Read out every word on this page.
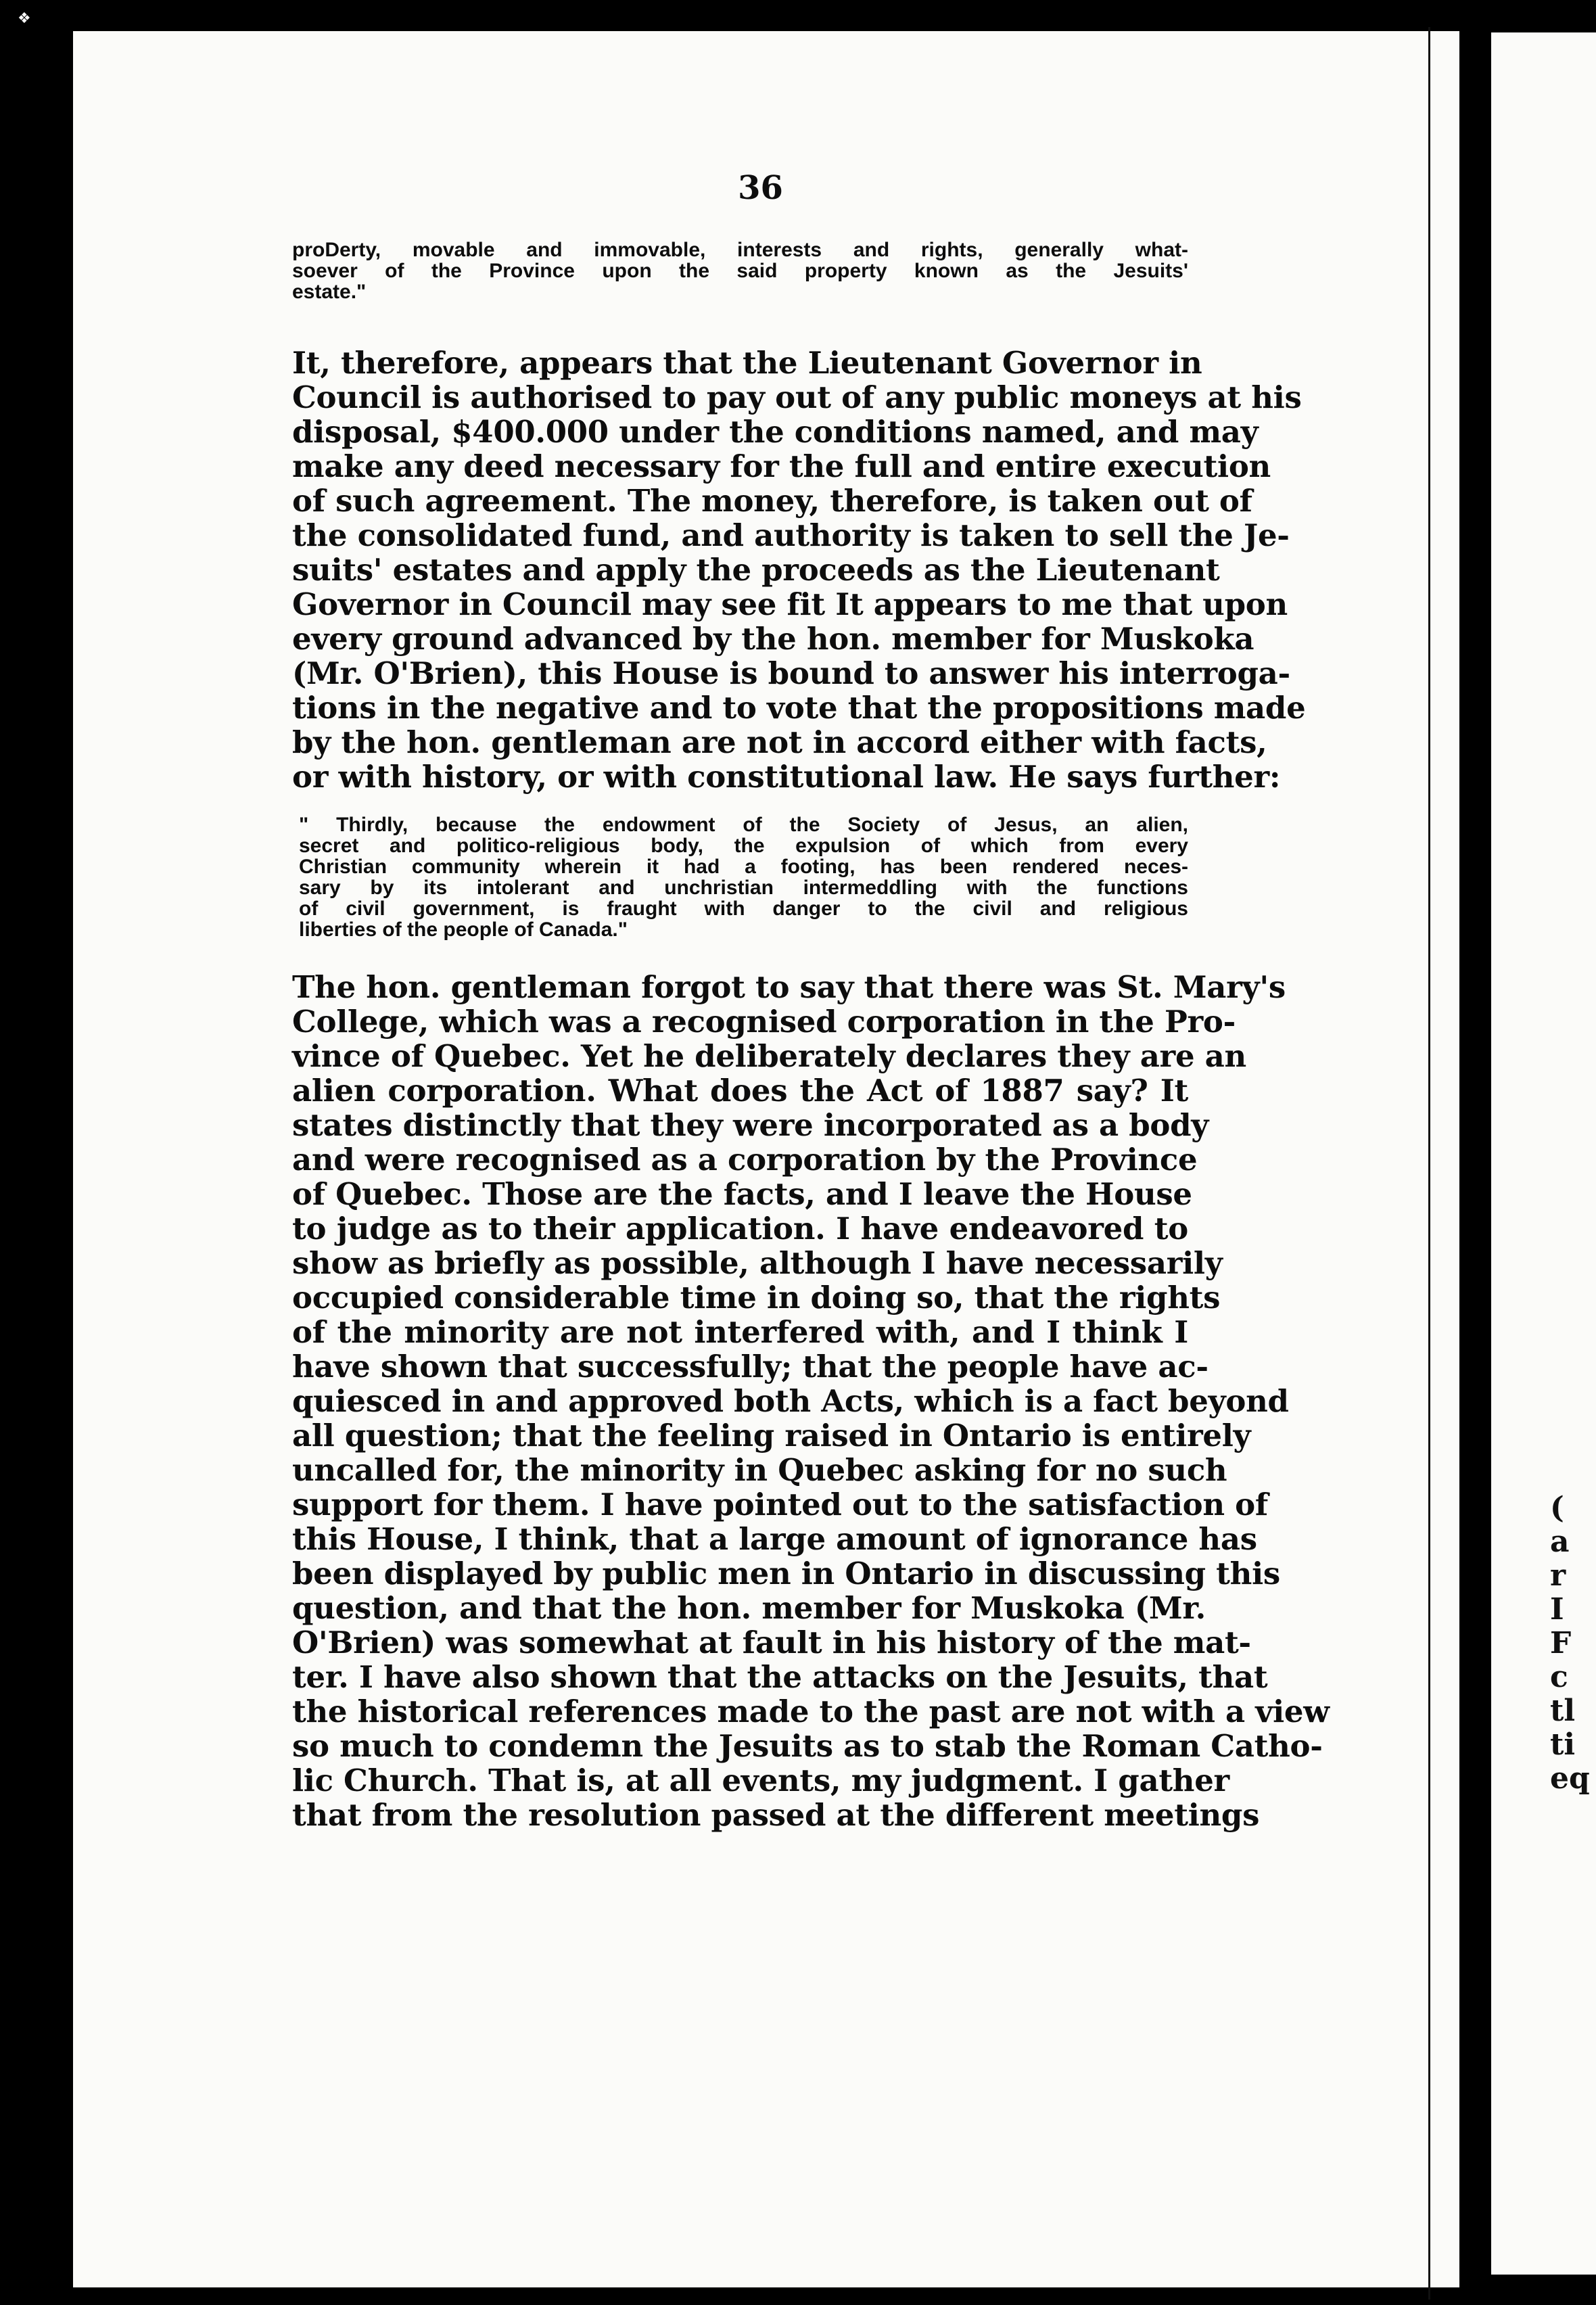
❖
36
proDerty, movable and immovable, interests and rights, generally what-
soever of the Province upon the said property known as the Jesuits'
estate."
It, therefore, appears that the Lieutenant Governor in
Council is authorised to pay out of any public moneys at his
disposal, $400.000 under the conditions named, and may
make any deed necessary for the full and entire execution
of such agreement. The money, therefore, is taken out of
the consolidated fund, and authority is taken to sell the Je-
suits' estates and apply the proceeds as the Lieutenant
Governor in Council may see fit It appears to me that upon
every ground advanced by the hon. member for Muskoka
(Mr. O'Brien), this House is bound to answer his interroga-
tions in the negative and to vote that the propositions made
by the hon. gentleman are not in accord either with facts,
or with history, or with constitutional law. He says further:
" Thirdly, because the endowment of the Society of Jesus, an alien,
secret and politico-religious body, the expulsion of which from every
Christian community wherein it had a footing, has been rendered neces-
sary by its intolerant and unchristian intermeddling with the functions
of civil government, is fraught with danger to the civil and religious
liberties of the people of Canada."
The hon. gentleman forgot to say that there was St. Mary's
College, which was a recognised corporation in the Pro-
vince of Quebec. Yet he deliberately declares they are an
alien corporation. What does the Act of 1887 say? It
states distinctly that they were incorporated as a body
and were recognised as a corporation by the Province
of Quebec. Those are the facts, and I leave the House
to judge as to their application. I have endeavored to
show as briefly as possible, although I have necessarily
occupied considerable time in doing so, that the rights
of the minority are not interfered with, and I think I
have shown that successfully; that the people have ac-
quiesced in and approved both Acts, which is a fact beyond
all question; that the feeling raised in Ontario is entirely
uncalled for, the minority in Quebec asking for no such
support for them. I have pointed out to the satisfaction of
this House, I think, that a large amount of ignorance has
been displayed by public men in Ontario in discussing this
question, and that the hon. member for Muskoka (Mr.
O'Brien) was somewhat at fault in his history of the mat-
ter. I have also shown that the attacks on the Jesuits, that
the historical references made to the past are not with a view
so much to condemn the Jesuits as to stab the Roman Catho-
lic Church. That is, at all events, my judgment. I gather
that from the resolution passed at the different meetings
(
a
r
I
F
c
tl
ti
eq
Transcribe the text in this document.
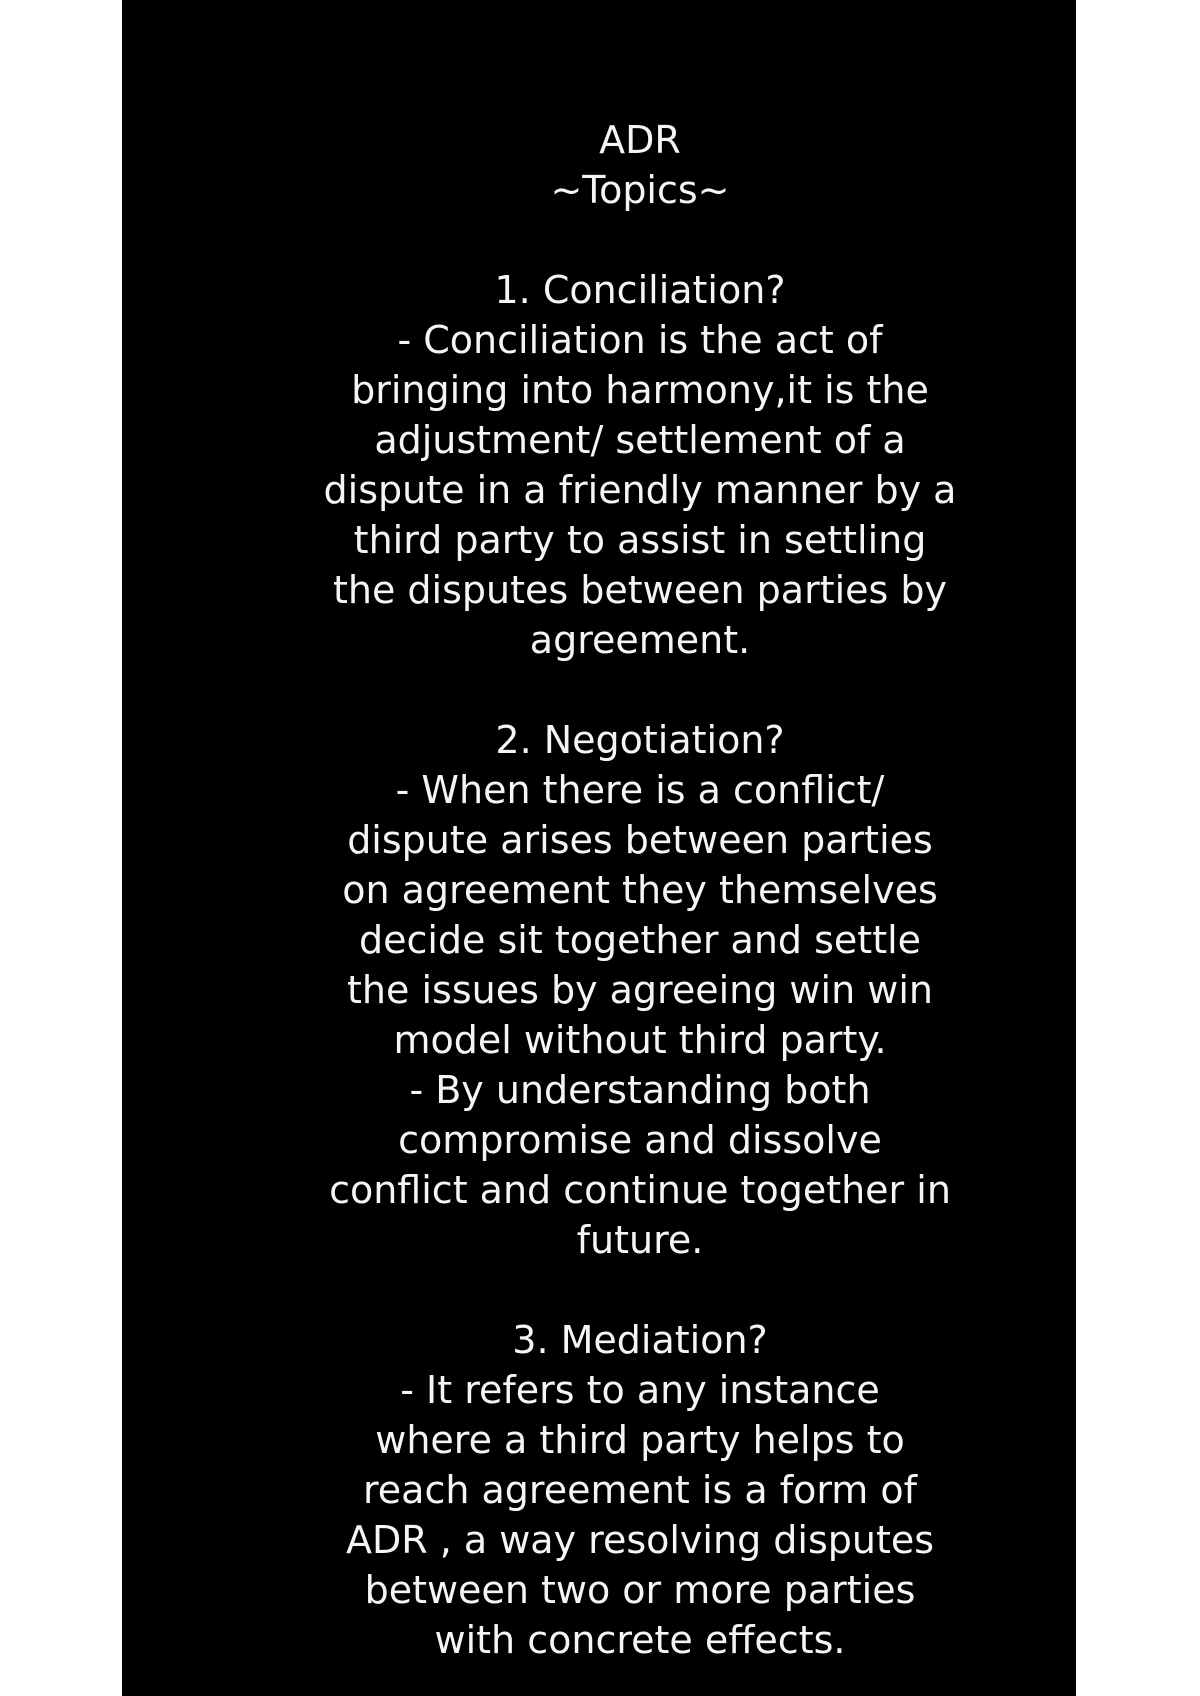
ADR
~Topics~
1. Conciliation?
- Conciliation is the act of
bringing into harmony,it is the
adjustment/ settlement of a
dispute in a friendly manner by a
third party to assist in settling
the disputes between parties by
agreement.
2. Negotiation?
- When there is a conflict/
dispute arises between parties
on agreement they themselves
decide sit together and settle
the issues by agreeing win win
model without third party.
- By understanding both
compromise and dissolve
conflict and continue together in
future.
3. Mediation?
- It refers to any instance
where a third party helps to
reach agreement is a form of
ADR , a way resolving disputes
between two or more parties
with concrete effects.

^^^^

▶ **What is required**
Copy each line containing the word "Council" from the data.

▶ **Answer for the task**
Council is authorised to pay out of any public moneys at his
Governor in Council may see fit It appears to me that upon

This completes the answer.